> RECORDED DATA
────────

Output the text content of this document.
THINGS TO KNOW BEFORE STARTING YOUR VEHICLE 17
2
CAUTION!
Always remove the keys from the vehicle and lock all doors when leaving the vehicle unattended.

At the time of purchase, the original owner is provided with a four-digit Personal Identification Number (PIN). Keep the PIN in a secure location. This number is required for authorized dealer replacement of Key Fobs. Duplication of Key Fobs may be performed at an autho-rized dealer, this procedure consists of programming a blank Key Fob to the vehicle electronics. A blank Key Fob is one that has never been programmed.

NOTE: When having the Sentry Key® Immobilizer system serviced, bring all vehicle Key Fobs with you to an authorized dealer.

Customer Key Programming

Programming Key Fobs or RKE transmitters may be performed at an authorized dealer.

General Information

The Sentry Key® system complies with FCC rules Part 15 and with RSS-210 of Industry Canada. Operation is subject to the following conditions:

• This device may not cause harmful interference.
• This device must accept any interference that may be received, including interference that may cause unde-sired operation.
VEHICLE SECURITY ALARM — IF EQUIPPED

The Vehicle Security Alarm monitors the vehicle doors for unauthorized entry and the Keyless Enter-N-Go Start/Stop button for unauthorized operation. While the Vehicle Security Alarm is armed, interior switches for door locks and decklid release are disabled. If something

────────

> TASK DESCRIPTION
Search the preceding listing for "that" and extract every line where it is found.

> EXERCISE SOLUTION
At the time of purchase, the original owner is provided with a four-digit Personal Identification Number (PIN). Keep the PIN in a secure location. This number is required for authorized dealer replacement of Key Fobs. Duplication of Key Fobs may be performed at an autho-rized dealer, this procedure consists of programming a blank Key Fob to the vehicle electronics. A blank Key Fob is one that has never been programmed.
• This device must accept any interference that may be received, including interference that may cause unde-sired operation.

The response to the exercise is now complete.